(Saved data entries)
····················

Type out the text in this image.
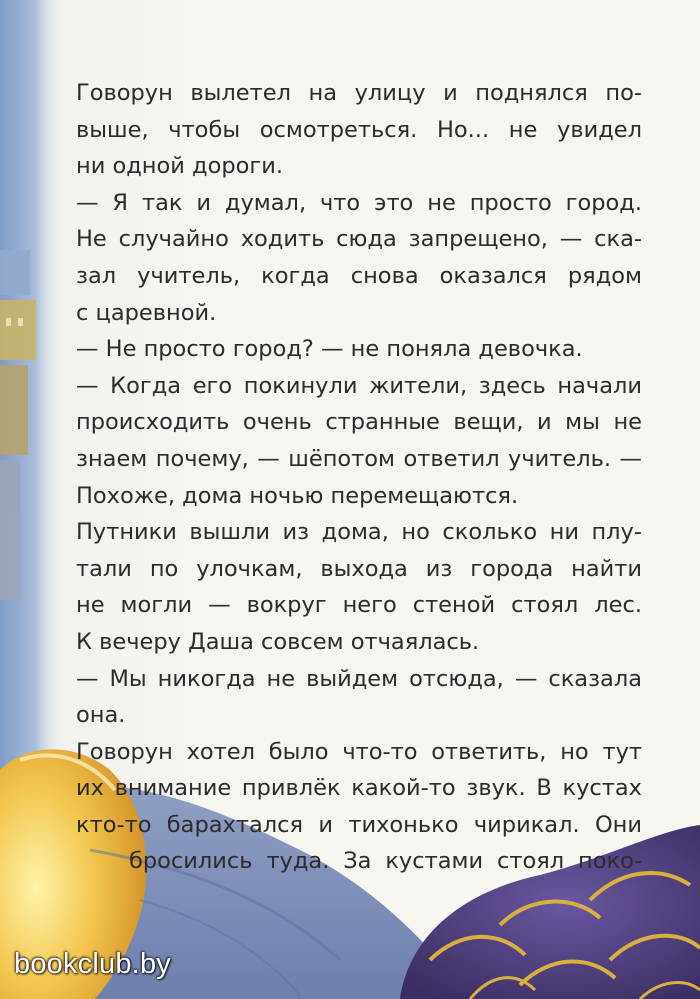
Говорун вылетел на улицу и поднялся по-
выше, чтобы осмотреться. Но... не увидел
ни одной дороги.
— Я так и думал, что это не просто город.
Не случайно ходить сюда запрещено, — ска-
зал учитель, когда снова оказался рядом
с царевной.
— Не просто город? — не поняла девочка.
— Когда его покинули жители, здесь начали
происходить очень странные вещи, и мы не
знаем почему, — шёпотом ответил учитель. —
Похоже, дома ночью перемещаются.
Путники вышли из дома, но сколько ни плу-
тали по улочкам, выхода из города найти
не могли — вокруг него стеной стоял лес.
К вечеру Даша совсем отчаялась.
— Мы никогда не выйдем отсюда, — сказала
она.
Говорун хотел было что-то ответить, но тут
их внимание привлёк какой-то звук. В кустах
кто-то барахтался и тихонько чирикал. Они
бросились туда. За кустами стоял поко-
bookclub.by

····················

• **Goal**
Verbatim reproduction of every record is required; images are left out.

• **Written reply**
Type out the text in this image.
Говорун вылетел на улицу и поднялся по-
выше, чтобы осмотреться. Но... не увидел
ни одной дороги.
— Я так и думал, что это не просто город.
Не случайно ходить сюда запрещено, — ска-
зал учитель, когда снова оказался рядом
с царевной.
— Не просто город? — не поняла девочка.
— Когда его покинули жители, здесь начали
происходить очень странные вещи, и мы не
знаем почему, — шёпотом ответил учитель. —
Похоже, дома ночью перемещаются.
Путники вышли из дома, но сколько ни плу-
тали по улочкам, выхода из города найти
не могли — вокруг него стеной стоял лес.
К вечеру Даша совсем отчаялась.
— Мы никогда не выйдем отсюда, — сказала
она.
Говорун хотел было что-то ответить, но тут
их внимание привлёк какой-то звук. В кустах
кто-то барахтался и тихонько чирикал. Они
бросились туда. За кустами стоял поко-
bookclub.by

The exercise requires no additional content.